### MATERIAL SHOWN

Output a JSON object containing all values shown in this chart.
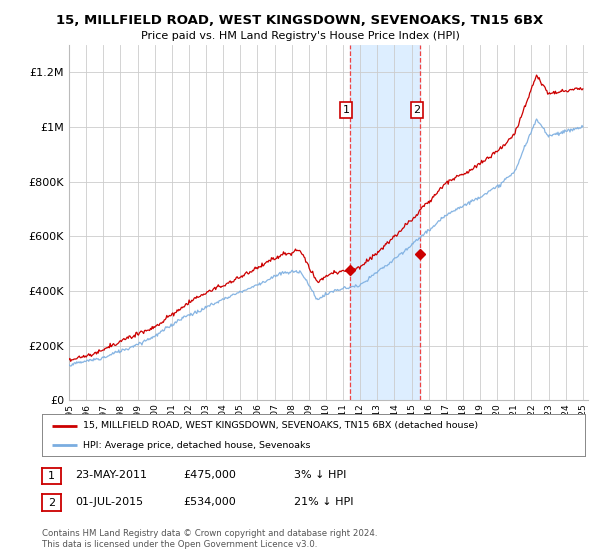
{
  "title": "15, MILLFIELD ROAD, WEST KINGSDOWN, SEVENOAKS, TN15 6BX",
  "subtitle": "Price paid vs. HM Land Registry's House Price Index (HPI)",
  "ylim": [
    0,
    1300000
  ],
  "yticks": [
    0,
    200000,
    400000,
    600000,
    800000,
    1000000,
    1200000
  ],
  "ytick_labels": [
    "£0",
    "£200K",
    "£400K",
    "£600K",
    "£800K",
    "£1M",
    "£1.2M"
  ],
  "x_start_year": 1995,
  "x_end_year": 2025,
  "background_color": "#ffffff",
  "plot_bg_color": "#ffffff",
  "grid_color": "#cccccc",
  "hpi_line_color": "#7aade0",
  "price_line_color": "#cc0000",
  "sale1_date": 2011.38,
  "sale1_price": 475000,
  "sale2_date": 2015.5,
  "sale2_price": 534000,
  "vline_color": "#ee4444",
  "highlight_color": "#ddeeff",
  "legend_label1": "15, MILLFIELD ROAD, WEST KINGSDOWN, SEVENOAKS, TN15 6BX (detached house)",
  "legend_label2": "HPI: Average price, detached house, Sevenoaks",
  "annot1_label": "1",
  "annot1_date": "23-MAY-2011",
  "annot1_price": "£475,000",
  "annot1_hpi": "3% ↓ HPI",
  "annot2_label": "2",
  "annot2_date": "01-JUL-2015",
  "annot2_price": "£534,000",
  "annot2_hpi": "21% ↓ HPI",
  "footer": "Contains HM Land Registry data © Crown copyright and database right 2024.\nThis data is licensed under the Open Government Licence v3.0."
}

==

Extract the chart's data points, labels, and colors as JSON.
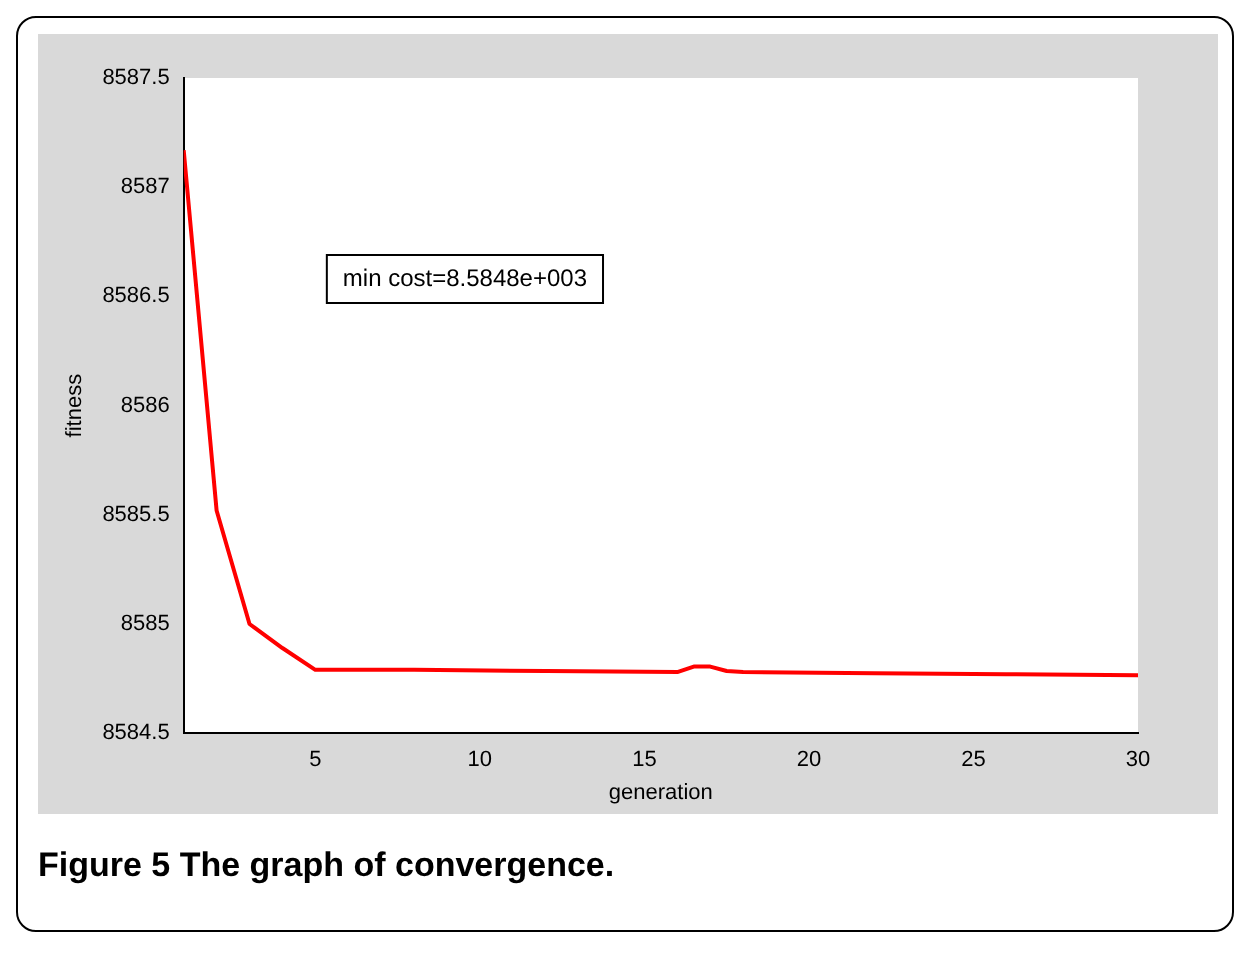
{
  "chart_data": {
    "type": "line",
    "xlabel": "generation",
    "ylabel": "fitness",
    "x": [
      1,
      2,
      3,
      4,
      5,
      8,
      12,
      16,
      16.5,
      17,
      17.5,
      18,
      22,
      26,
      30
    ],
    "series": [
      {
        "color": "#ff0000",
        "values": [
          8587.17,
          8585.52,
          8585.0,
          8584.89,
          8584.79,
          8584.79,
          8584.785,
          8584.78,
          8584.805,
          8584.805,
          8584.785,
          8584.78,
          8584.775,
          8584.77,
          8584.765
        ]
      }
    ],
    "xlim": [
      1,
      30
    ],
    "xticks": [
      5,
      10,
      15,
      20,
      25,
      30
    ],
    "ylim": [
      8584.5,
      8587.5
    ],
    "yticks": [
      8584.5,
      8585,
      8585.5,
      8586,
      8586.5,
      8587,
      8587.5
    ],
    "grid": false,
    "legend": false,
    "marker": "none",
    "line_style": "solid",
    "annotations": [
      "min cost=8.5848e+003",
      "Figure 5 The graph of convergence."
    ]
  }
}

### TASK TO CARRY OUT
Read through the entries and copy each line in which "JSON" appears.

### SOLUTION FOR THIS EXERCISE
Output a JSON object containing all values shown in this chart.
Extract the chart's data points, labels, and colors as JSON.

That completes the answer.